INSTRUCTION: For the data that follows, report how many lines contain the word "déesse", and nothing else.

EXTRACTED INFORMATION:
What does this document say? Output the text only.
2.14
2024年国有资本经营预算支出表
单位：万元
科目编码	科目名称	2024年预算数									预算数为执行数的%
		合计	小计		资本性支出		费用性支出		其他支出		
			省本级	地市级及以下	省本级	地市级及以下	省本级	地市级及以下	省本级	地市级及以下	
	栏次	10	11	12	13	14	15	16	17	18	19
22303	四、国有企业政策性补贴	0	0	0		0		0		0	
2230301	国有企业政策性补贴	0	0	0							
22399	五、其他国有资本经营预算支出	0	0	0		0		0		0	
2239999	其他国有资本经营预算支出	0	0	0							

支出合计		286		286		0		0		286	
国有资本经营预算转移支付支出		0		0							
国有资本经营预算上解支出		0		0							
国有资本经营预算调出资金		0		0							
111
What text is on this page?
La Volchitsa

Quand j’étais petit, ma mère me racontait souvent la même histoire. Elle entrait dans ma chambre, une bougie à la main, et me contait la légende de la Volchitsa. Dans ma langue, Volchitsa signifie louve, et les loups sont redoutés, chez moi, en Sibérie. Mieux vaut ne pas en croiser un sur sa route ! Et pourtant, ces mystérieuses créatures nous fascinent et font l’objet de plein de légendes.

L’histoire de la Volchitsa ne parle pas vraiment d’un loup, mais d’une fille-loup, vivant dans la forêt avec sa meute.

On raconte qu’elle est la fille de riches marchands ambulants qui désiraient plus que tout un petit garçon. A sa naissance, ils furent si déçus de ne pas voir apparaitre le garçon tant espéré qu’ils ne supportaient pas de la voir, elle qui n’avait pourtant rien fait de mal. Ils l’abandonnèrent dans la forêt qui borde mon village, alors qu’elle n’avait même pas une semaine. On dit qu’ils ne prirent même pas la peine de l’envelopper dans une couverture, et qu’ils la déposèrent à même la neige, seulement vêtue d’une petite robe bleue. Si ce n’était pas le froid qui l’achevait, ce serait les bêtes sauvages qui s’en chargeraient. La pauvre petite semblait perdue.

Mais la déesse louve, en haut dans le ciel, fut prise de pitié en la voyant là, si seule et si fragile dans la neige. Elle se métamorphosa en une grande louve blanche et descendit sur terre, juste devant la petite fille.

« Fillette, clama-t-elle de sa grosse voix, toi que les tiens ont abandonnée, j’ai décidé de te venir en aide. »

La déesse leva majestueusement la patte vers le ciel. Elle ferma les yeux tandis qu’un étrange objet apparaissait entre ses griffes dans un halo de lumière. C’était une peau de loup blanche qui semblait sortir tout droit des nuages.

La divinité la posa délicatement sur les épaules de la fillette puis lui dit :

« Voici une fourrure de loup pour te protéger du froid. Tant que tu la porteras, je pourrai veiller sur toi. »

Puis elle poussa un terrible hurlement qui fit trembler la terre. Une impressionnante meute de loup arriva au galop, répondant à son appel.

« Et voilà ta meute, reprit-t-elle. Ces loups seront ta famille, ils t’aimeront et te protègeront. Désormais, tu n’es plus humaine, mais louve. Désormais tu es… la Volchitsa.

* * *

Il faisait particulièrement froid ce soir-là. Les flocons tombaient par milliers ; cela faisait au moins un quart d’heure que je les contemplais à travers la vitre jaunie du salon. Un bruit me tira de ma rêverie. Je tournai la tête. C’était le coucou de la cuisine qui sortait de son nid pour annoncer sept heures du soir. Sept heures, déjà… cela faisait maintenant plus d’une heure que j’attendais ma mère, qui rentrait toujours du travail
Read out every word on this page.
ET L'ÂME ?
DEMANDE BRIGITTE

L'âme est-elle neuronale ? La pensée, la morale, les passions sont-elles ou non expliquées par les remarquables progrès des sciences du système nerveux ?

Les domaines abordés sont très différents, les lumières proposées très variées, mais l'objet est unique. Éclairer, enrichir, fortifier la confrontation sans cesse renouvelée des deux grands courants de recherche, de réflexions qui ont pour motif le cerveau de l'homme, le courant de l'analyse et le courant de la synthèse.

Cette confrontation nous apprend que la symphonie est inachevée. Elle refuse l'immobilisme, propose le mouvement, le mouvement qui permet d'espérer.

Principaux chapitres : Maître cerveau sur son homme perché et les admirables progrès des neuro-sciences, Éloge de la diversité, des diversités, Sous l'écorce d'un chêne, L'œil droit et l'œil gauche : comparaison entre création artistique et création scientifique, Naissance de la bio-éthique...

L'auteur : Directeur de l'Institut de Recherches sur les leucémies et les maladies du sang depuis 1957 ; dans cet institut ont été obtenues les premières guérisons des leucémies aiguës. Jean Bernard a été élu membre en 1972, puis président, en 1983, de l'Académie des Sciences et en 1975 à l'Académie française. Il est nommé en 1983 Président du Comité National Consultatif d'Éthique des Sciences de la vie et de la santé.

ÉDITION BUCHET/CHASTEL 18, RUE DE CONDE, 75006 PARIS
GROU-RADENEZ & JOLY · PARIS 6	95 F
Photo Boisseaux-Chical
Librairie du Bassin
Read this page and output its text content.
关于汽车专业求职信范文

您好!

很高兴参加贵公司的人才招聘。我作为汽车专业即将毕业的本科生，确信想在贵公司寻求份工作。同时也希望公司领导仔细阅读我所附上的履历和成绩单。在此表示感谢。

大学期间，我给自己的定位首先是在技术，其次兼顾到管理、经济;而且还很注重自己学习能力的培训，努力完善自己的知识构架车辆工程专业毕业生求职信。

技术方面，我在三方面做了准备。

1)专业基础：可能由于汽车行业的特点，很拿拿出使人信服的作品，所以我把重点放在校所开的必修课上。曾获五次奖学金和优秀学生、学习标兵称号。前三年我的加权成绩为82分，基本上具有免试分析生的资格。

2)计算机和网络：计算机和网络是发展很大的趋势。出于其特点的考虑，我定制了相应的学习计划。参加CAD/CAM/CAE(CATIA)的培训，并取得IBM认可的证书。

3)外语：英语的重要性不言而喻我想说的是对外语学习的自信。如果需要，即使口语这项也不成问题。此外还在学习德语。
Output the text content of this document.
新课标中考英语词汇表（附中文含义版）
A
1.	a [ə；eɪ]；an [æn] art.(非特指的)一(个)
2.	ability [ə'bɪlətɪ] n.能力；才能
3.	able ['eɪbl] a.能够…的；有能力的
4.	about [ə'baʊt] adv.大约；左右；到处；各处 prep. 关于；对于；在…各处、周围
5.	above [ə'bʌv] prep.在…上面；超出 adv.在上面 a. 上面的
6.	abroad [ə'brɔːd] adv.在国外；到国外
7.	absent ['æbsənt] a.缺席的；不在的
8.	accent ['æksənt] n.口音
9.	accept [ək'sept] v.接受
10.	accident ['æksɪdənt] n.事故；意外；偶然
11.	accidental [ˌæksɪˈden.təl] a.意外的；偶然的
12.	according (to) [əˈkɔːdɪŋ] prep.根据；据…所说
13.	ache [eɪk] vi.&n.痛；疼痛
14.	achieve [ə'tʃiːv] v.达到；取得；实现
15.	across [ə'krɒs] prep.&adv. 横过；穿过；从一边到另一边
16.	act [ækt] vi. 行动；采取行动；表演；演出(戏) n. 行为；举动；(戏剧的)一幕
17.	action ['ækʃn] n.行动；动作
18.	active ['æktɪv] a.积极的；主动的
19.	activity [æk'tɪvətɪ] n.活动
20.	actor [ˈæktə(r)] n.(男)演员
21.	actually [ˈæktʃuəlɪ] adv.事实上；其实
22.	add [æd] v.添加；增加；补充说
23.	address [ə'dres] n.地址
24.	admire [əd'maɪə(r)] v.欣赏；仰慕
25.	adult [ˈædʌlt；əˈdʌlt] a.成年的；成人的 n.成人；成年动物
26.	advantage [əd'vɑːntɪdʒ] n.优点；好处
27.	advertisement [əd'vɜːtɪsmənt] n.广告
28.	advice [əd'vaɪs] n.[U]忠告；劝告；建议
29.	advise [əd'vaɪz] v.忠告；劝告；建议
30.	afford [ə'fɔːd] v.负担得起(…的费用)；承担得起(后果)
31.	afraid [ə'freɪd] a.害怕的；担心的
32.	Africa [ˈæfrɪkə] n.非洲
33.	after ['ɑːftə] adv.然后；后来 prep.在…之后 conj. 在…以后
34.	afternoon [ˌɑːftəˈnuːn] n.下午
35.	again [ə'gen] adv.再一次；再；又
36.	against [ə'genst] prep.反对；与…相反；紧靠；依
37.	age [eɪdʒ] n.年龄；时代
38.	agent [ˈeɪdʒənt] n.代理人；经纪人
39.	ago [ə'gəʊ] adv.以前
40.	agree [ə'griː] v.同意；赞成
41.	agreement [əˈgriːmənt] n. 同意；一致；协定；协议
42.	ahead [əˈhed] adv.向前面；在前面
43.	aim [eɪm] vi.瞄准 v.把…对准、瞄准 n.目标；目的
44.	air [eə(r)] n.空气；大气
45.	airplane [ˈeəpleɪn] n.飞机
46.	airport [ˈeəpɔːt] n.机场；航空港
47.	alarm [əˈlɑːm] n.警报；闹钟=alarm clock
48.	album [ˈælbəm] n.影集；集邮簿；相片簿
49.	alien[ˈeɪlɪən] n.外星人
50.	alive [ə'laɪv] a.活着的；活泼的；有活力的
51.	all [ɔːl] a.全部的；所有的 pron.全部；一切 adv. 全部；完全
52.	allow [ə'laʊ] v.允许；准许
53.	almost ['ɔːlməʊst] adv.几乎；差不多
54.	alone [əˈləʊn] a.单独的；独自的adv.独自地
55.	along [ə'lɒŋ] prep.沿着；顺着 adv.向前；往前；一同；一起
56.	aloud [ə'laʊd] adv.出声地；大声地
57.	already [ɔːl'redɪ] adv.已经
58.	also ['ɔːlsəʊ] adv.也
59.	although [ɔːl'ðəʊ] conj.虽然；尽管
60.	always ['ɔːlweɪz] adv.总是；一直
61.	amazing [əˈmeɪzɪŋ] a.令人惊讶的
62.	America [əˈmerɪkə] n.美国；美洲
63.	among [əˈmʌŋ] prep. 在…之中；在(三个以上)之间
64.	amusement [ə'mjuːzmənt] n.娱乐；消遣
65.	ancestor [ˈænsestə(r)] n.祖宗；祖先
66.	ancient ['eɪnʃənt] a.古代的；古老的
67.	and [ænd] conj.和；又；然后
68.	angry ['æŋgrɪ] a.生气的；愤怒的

FULL RESPONSE: 2